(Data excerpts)
+--
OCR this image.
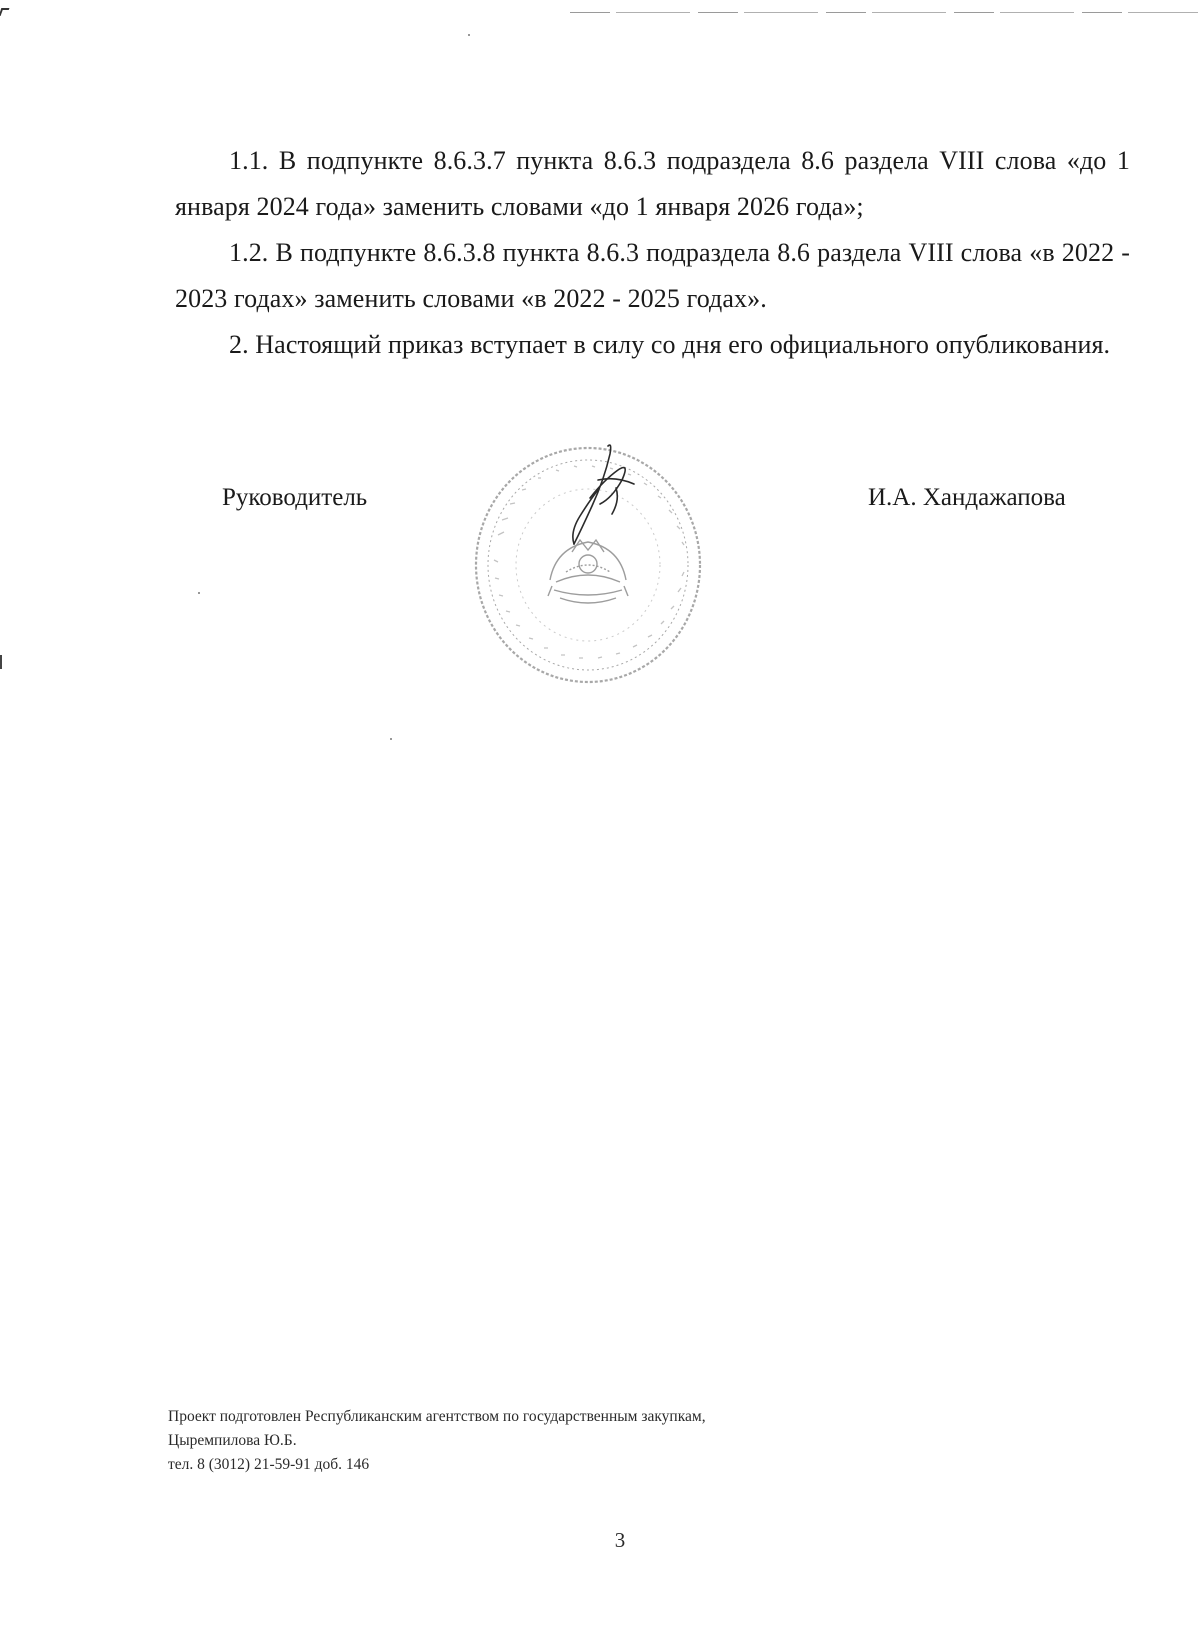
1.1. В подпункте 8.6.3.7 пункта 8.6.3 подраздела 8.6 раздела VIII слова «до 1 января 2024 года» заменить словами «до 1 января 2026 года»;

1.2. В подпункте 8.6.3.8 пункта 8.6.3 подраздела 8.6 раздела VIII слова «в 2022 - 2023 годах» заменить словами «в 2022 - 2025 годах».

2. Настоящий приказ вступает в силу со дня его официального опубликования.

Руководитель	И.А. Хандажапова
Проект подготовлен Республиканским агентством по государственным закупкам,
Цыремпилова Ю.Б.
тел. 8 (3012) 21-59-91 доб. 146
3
+--
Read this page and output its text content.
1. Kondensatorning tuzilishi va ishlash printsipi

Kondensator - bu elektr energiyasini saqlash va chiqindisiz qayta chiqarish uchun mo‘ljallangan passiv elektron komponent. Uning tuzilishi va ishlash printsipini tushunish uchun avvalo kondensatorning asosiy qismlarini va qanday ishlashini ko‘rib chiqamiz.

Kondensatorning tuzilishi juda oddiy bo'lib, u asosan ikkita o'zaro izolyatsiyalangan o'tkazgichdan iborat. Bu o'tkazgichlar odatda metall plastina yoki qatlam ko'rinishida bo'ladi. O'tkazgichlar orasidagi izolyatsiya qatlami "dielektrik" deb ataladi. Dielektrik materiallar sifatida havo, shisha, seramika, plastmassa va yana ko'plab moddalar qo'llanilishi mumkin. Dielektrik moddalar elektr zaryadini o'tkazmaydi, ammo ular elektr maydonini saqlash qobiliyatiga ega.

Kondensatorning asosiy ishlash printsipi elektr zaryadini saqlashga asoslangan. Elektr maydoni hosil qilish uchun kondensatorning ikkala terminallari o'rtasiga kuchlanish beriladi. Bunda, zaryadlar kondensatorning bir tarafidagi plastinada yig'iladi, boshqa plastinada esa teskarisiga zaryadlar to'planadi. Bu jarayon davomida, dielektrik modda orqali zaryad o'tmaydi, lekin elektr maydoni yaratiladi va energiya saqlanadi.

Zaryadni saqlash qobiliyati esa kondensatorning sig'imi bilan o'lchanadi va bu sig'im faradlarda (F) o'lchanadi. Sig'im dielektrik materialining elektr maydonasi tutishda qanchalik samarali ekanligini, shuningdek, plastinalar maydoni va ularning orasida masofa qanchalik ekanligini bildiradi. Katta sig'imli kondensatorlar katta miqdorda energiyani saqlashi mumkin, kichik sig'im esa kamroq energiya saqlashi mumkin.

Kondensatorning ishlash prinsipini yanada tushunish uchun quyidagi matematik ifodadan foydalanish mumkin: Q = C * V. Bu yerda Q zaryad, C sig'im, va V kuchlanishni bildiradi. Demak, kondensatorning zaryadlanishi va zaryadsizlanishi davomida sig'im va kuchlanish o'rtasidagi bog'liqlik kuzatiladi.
+--
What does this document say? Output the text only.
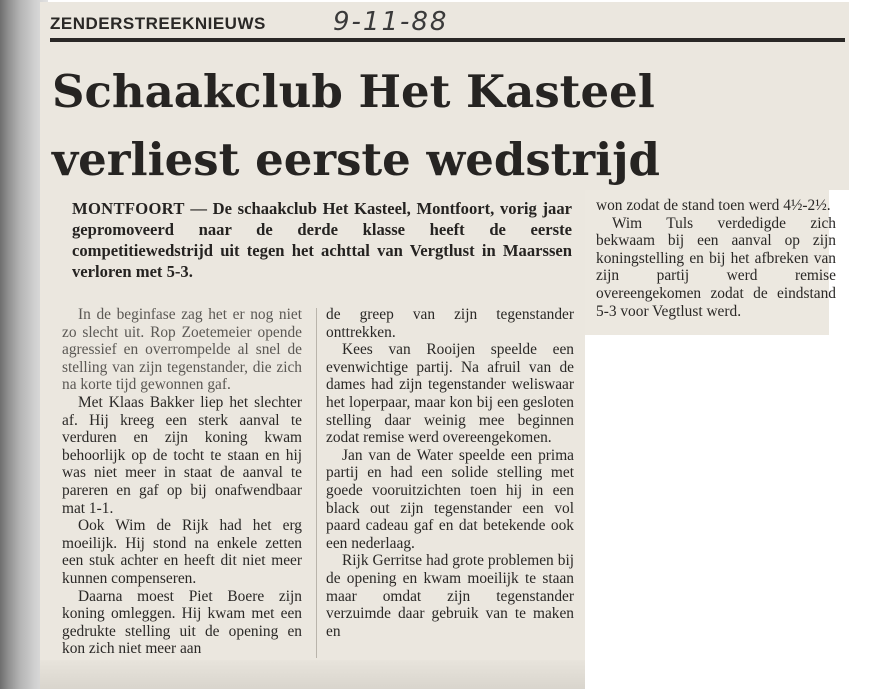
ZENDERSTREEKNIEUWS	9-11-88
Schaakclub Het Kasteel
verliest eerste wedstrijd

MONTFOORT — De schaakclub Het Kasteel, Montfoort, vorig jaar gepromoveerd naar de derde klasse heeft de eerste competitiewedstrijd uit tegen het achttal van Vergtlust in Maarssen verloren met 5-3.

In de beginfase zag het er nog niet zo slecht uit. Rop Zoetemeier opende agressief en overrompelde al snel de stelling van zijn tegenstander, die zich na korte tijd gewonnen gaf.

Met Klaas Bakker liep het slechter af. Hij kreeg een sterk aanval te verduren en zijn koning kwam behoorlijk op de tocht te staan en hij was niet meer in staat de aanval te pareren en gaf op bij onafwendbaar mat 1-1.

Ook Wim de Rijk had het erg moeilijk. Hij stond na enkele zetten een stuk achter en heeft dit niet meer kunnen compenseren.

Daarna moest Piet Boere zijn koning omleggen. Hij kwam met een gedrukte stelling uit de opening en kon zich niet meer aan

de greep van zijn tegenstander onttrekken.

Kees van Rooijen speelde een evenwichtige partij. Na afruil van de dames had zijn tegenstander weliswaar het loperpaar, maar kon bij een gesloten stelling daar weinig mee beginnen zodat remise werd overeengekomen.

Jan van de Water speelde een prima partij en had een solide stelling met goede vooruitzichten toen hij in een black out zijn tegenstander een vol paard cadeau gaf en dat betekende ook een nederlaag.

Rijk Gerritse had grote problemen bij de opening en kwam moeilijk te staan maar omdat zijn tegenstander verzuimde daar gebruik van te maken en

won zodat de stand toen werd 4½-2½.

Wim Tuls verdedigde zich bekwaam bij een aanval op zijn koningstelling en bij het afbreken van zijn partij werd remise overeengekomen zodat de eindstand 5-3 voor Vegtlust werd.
+--
● **WHAT TO DO**: In the entries above, identify every line with the string "dielektrik".

● **ANSWER BELOW**:
Kondensatorning tuzilishi juda oddiy bo'lib, u asosan ikkita o'zaro izolyatsiyalangan o'tkazgichdan iborat. Bu o'tkazgichlar odatda metall plastina yoki qatlam ko'rinishida bo'ladi. O'tkazgichlar orasidagi izolyatsiya qatlami "dielektrik" deb ataladi. Dielektrik materiallar sifatida havo, shisha, seramika, plastmassa va yana ko'plab moddalar qo'llanilishi mumkin. Dielektrik moddalar elektr zaryadini o'tkazmaydi, ammo ular elektr maydonini saqlash qobiliyatiga ega.
Kondensatorning asosiy ishlash printsipi elektr zaryadini saqlashga asoslangan. Elektr maydoni hosil qilish uchun kondensatorning ikkala terminallari o'rtasiga kuchlanish beriladi. Bunda, zaryadlar kondensatorning bir tarafidagi plastinada yig'iladi, boshqa plastinada esa teskarisiga zaryadlar to'planadi. Bu jarayon davomida, dielektrik modda orqali zaryad o'tmaydi, lekin elektr maydoni yaratiladi va energiya saqlanadi.
Zaryadni saqlash qobiliyati esa kondensatorning sig'imi bilan o'lchanadi va bu sig'im faradlarda (F) o'lchanadi. Sig'im dielektrik materialining elektr maydonasi tutishda qanchalik samarali ekanligini, shuningdek, plastinalar maydoni va ularning orasida masofa qanchalik ekanligini bildiradi. Katta sig'imli kondensatorlar katta miqdorda energiyani saqlashi mumkin, kichik sig'im esa kamroq energiya saqlashi mumkin.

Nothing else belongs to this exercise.